> Collected data entries:
···
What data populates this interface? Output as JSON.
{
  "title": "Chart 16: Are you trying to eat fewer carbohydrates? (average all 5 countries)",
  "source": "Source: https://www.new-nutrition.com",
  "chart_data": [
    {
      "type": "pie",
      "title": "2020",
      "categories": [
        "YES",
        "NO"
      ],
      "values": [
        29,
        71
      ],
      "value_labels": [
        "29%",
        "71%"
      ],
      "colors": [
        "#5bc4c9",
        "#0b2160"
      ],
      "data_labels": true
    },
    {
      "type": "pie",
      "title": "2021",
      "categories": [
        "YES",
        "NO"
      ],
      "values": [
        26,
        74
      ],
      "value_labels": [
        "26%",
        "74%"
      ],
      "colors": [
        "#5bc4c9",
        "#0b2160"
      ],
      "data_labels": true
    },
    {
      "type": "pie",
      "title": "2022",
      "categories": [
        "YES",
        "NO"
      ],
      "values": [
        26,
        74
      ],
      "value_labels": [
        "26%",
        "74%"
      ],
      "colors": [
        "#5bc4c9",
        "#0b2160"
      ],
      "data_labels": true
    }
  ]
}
···
> THE EXERCISE:
Your task is to retype all of the records exactly.

> FULL RESPONSE:
What data populates this interface? Output as JSON.
{
  "title": "Chart 16: Are you trying to eat fewer carbohydrates? (average all 5 countries)",
  "source": "Source: https://www.new-nutrition.com",
  "chart_data": [
    {
      "type": "pie",
      "title": "2020",
      "categories": [
        "YES",
        "NO"
      ],
      "values": [
        29,
        71
      ],
      "value_labels": [
        "29%",
        "71%"
      ],
      "colors": [
        "#5bc4c9",
        "#0b2160"
      ],
      "data_labels": true
    },
    {
      "type": "pie",
      "title": "2021",
      "categories": [
        "YES",
        "NO"
      ],
      "values": [
        26,
        74
      ],
      "value_labels": [
        "26%",
        "74%"
      ],
      "colors": [
        "#5bc4c9",
        "#0b2160"
      ],
      "data_labels": true
    },
    {
      "type": "pie",
      "title": "2022",
      "categories": [
        "YES",
        "NO"
      ],
      "values": [
        26,
        74
      ],
      "value_labels": [
        "26%",
        "74%"
      ],
      "colors": [
        "#5bc4c9",
        "#0b2160"
      ],
      "data_labels": true
    }
  ]
}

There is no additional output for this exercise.